(DIRECTIONS) Reproduce every line of the listing as written, apart from the pictures.

++++

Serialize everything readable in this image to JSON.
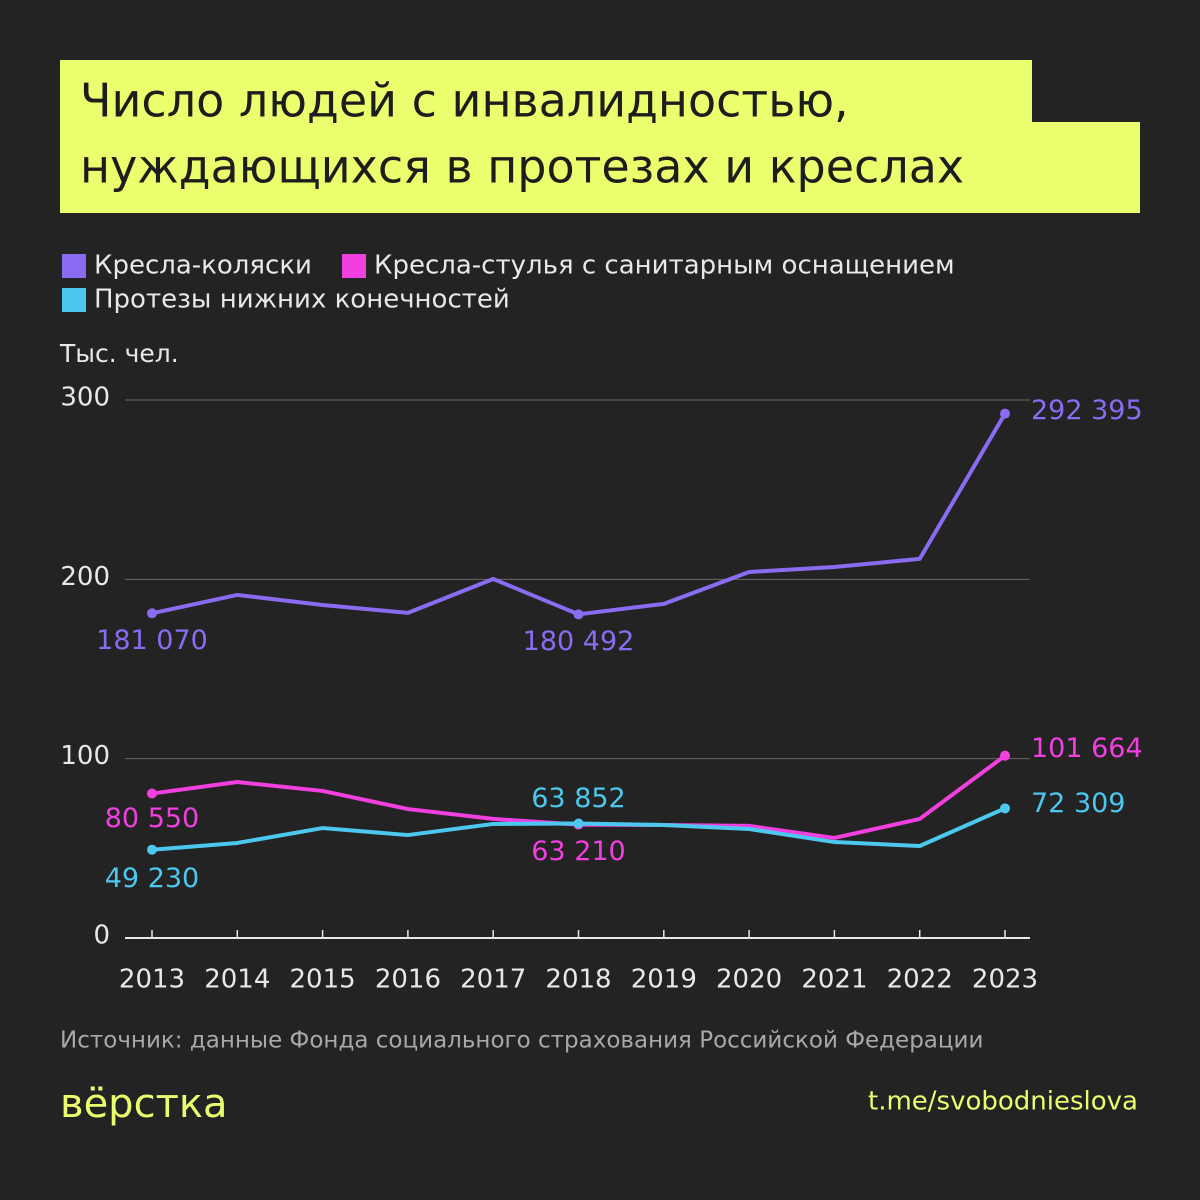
{
  "chart_data": {
    "type": "line",
    "title": [
      "Число людей с инвалидностью,",
      "нуждающихся в протезах и креслах"
    ],
    "y_label": "Тыс. чел.",
    "categories": [
      "2013",
      "2014",
      "2015",
      "2016",
      "2017",
      "2018",
      "2019",
      "2020",
      "2021",
      "2022",
      "2023"
    ],
    "series": [
      {
        "name": "Кресла-коляски",
        "color": "#8a6cf2",
        "values": [
          181.07,
          191.3,
          185.7,
          181.3,
          200.2,
          180.492,
          186.3,
          204.1,
          206.9,
          211.4,
          292.395
        ],
        "value_labels": [
          "181 070",
          null,
          null,
          null,
          null,
          "180 492",
          null,
          null,
          null,
          null,
          "292 395"
        ]
      },
      {
        "name": "Кресла-стулья с санитарным оснащением",
        "color": "#f23fe0",
        "values": [
          80.55,
          87,
          82,
          71.9,
          66.4,
          63.21,
          63,
          62.5,
          55.8,
          66.4,
          101.664
        ],
        "value_labels": [
          "80 550",
          null,
          null,
          null,
          null,
          "63 210",
          null,
          null,
          null,
          null,
          "101 664"
        ]
      },
      {
        "name": "Протезы нижних конечностей",
        "color": "#4cc8ee",
        "values": [
          49.23,
          53,
          61.3,
          57.4,
          63.6,
          63.852,
          63,
          60.8,
          53.5,
          51.3,
          72.309
        ],
        "value_labels": [
          "49 230",
          null,
          null,
          null,
          null,
          "63 852",
          null,
          null,
          null,
          null,
          "72 309"
        ]
      }
    ],
    "ylim": [
      0,
      300
    ],
    "yticks": [
      0,
      100,
      200,
      300
    ],
    "grid": true,
    "source": "Источник: данные Фонда социального страхования Российской Федерации",
    "brand": "вёрстка",
    "link": "t.me/svobodnieslova"
  }
}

++++

(ANSWER FOR THE TASK)
Serialize everything readable in this image to JSON.
{
  "chart_data": {
    "type": "line",
    "title": [
      "Число людей с инвалидностью,",
      "нуждающихся в протезах и креслах"
    ],
    "y_label": "Тыс. чел.",
    "categories": [
      "2013",
      "2014",
      "2015",
      "2016",
      "2017",
      "2018",
      "2019",
      "2020",
      "2021",
      "2022",
      "2023"
    ],
    "series": [
      {
        "name": "Кресла-коляски",
        "color": "#8a6cf2",
        "values": [
          181.07,
          191.3,
          185.7,
          181.3,
          200.2,
          180.492,
          186.3,
          204.1,
          206.9,
          211.4,
          292.395
        ],
        "value_labels": [
          "181 070",
          null,
          null,
          null,
          null,
          "180 492",
          null,
          null,
          null,
          null,
          "292 395"
        ]
      },
      {
        "name": "Кресла-стулья с санитарным оснащением",
        "color": "#f23fe0",
        "values": [
          80.55,
          87,
          82,
          71.9,
          66.4,
          63.21,
          63,
          62.5,
          55.8,
          66.4,
          101.664
        ],
        "value_labels": [
          "80 550",
          null,
          null,
          null,
          null,
          "63 210",
          null,
          null,
          null,
          null,
          "101 664"
        ]
      },
      {
        "name": "Протезы нижних конечностей",
        "color": "#4cc8ee",
        "values": [
          49.23,
          53,
          61.3,
          57.4,
          63.6,
          63.852,
          63,
          60.8,
          53.5,
          51.3,
          72.309
        ],
        "value_labels": [
          "49 230",
          null,
          null,
          null,
          null,
          "63 852",
          null,
          null,
          null,
          null,
          "72 309"
        ]
      }
    ],
    "ylim": [
      0,
      300
    ],
    "yticks": [
      0,
      100,
      200,
      300
    ],
    "grid": true,
    "source": "Источник: данные Фонда социального страхования Российской Федерации",
    "brand": "вёрстка",
    "link": "t.me/svobodnieslova"
  }
}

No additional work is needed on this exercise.